— Your goal —
Repeat the listing in full. Nothing may be added or left out.

[Rows from a figure dataset]
>> BEGIN
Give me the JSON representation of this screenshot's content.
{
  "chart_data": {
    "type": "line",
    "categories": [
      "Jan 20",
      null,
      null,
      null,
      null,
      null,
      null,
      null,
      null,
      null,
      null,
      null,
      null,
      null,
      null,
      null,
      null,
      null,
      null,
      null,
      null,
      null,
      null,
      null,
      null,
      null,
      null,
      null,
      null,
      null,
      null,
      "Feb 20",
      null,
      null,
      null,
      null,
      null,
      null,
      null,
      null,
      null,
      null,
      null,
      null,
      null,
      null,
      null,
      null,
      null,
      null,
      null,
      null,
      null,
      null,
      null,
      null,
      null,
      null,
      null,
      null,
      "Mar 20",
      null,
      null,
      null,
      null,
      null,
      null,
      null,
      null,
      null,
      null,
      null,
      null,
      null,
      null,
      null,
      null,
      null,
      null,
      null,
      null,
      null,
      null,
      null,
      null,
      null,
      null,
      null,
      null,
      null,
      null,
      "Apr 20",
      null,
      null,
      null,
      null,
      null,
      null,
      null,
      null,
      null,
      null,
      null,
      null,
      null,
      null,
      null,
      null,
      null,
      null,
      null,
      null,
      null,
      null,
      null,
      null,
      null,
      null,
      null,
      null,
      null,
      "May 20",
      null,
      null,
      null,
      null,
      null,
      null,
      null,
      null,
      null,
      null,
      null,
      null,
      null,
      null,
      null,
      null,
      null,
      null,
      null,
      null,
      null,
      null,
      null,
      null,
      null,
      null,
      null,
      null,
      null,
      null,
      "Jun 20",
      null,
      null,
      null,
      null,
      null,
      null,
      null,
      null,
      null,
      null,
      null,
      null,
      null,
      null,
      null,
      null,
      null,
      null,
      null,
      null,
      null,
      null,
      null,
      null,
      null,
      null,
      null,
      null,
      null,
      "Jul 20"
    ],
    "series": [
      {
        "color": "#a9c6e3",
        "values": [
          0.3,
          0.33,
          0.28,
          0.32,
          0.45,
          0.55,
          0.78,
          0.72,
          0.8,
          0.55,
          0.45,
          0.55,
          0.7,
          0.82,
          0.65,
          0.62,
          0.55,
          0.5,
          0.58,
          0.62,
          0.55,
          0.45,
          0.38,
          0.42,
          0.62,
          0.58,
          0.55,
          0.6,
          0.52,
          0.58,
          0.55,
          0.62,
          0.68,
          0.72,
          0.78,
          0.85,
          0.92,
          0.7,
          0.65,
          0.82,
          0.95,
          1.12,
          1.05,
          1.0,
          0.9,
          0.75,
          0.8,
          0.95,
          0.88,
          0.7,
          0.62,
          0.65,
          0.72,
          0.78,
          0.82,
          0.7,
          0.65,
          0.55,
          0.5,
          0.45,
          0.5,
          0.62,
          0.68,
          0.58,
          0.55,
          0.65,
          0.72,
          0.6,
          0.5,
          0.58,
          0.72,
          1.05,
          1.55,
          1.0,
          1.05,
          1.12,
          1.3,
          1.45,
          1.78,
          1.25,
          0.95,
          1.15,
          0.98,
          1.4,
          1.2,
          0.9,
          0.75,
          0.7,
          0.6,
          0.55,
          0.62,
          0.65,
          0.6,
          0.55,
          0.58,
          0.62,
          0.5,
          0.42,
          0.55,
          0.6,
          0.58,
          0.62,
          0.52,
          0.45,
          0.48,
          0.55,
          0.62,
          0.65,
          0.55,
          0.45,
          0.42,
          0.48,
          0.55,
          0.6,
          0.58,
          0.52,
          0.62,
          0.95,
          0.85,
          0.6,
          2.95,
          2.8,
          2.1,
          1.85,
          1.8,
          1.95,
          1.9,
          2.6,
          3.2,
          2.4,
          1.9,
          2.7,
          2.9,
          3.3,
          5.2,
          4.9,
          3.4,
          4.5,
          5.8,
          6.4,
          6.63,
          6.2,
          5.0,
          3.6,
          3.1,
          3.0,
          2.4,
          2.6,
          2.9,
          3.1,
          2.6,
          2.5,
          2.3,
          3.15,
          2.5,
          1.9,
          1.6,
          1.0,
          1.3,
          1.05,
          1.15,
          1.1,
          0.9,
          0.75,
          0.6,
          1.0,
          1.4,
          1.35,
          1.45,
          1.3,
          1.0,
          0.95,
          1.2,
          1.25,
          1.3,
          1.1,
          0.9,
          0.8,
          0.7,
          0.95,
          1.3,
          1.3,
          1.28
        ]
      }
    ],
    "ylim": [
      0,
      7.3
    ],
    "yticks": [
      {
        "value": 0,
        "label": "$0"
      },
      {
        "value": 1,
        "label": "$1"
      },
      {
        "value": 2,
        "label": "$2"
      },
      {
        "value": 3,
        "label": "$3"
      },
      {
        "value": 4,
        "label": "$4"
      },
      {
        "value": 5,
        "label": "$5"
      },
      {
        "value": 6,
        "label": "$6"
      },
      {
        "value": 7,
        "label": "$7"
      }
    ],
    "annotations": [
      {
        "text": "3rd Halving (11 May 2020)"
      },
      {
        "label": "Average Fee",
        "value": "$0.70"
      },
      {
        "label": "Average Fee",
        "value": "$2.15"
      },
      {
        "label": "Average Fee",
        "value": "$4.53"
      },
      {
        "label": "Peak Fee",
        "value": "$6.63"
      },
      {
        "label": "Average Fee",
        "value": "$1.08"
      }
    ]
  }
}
>> END
— Result of this exercise —
Give me the JSON representation of this screenshot's content.
{
  "chart_data": {
    "type": "line",
    "categories": [
      "Jan 20",
      null,
      null,
      null,
      null,
      null,
      null,
      null,
      null,
      null,
      null,
      null,
      null,
      null,
      null,
      null,
      null,
      null,
      null,
      null,
      null,
      null,
      null,
      null,
      null,
      null,
      null,
      null,
      null,
      null,
      null,
      "Feb 20",
      null,
      null,
      null,
      null,
      null,
      null,
      null,
      null,
      null,
      null,
      null,
      null,
      null,
      null,
      null,
      null,
      null,
      null,
      null,
      null,
      null,
      null,
      null,
      null,
      null,
      null,
      null,
      null,
      "Mar 20",
      null,
      null,
      null,
      null,
      null,
      null,
      null,
      null,
      null,
      null,
      null,
      null,
      null,
      null,
      null,
      null,
      null,
      null,
      null,
      null,
      null,
      null,
      null,
      null,
      null,
      null,
      null,
      null,
      null,
      null,
      "Apr 20",
      null,
      null,
      null,
      null,
      null,
      null,
      null,
      null,
      null,
      null,
      null,
      null,
      null,
      null,
      null,
      null,
      null,
      null,
      null,
      null,
      null,
      null,
      null,
      null,
      null,
      null,
      null,
      null,
      null,
      "May 20",
      null,
      null,
      null,
      null,
      null,
      null,
      null,
      null,
      null,
      null,
      null,
      null,
      null,
      null,
      null,
      null,
      null,
      null,
      null,
      null,
      null,
      null,
      null,
      null,
      null,
      null,
      null,
      null,
      null,
      null,
      "Jun 20",
      null,
      null,
      null,
      null,
      null,
      null,
      null,
      null,
      null,
      null,
      null,
      null,
      null,
      null,
      null,
      null,
      null,
      null,
      null,
      null,
      null,
      null,
      null,
      null,
      null,
      null,
      null,
      null,
      null,
      "Jul 20"
    ],
    "series": [
      {
        "color": "#a9c6e3",
        "values": [
          0.3,
          0.33,
          0.28,
          0.32,
          0.45,
          0.55,
          0.78,
          0.72,
          0.8,
          0.55,
          0.45,
          0.55,
          0.7,
          0.82,
          0.65,
          0.62,
          0.55,
          0.5,
          0.58,
          0.62,
          0.55,
          0.45,
          0.38,
          0.42,
          0.62,
          0.58,
          0.55,
          0.6,
          0.52,
          0.58,
          0.55,
          0.62,
          0.68,
          0.72,
          0.78,
          0.85,
          0.92,
          0.7,
          0.65,
          0.82,
          0.95,
          1.12,
          1.05,
          1.0,
          0.9,
          0.75,
          0.8,
          0.95,
          0.88,
          0.7,
          0.62,
          0.65,
          0.72,
          0.78,
          0.82,
          0.7,
          0.65,
          0.55,
          0.5,
          0.45,
          0.5,
          0.62,
          0.68,
          0.58,
          0.55,
          0.65,
          0.72,
          0.6,
          0.5,
          0.58,
          0.72,
          1.05,
          1.55,
          1.0,
          1.05,
          1.12,
          1.3,
          1.45,
          1.78,
          1.25,
          0.95,
          1.15,
          0.98,
          1.4,
          1.2,
          0.9,
          0.75,
          0.7,
          0.6,
          0.55,
          0.62,
          0.65,
          0.6,
          0.55,
          0.58,
          0.62,
          0.5,
          0.42,
          0.55,
          0.6,
          0.58,
          0.62,
          0.52,
          0.45,
          0.48,
          0.55,
          0.62,
          0.65,
          0.55,
          0.45,
          0.42,
          0.48,
          0.55,
          0.6,
          0.58,
          0.52,
          0.62,
          0.95,
          0.85,
          0.6,
          2.95,
          2.8,
          2.1,
          1.85,
          1.8,
          1.95,
          1.9,
          2.6,
          3.2,
          2.4,
          1.9,
          2.7,
          2.9,
          3.3,
          5.2,
          4.9,
          3.4,
          4.5,
          5.8,
          6.4,
          6.63,
          6.2,
          5.0,
          3.6,
          3.1,
          3.0,
          2.4,
          2.6,
          2.9,
          3.1,
          2.6,
          2.5,
          2.3,
          3.15,
          2.5,
          1.9,
          1.6,
          1.0,
          1.3,
          1.05,
          1.15,
          1.1,
          0.9,
          0.75,
          0.6,
          1.0,
          1.4,
          1.35,
          1.45,
          1.3,
          1.0,
          0.95,
          1.2,
          1.25,
          1.3,
          1.1,
          0.9,
          0.8,
          0.7,
          0.95,
          1.3,
          1.3,
          1.28
        ]
      }
    ],
    "ylim": [
      0,
      7.3
    ],
    "yticks": [
      {
        "value": 0,
        "label": "$0"
      },
      {
        "value": 1,
        "label": "$1"
      },
      {
        "value": 2,
        "label": "$2"
      },
      {
        "value": 3,
        "label": "$3"
      },
      {
        "value": 4,
        "label": "$4"
      },
      {
        "value": 5,
        "label": "$5"
      },
      {
        "value": 6,
        "label": "$6"
      },
      {
        "value": 7,
        "label": "$7"
      }
    ],
    "annotations": [
      {
        "text": "3rd Halving (11 May 2020)"
      },
      {
        "label": "Average Fee",
        "value": "$0.70"
      },
      {
        "label": "Average Fee",
        "value": "$2.15"
      },
      {
        "label": "Average Fee",
        "value": "$4.53"
      },
      {
        "label": "Peak Fee",
        "value": "$6.63"
      },
      {
        "label": "Average Fee",
        "value": "$1.08"
      }
    ]
  }
}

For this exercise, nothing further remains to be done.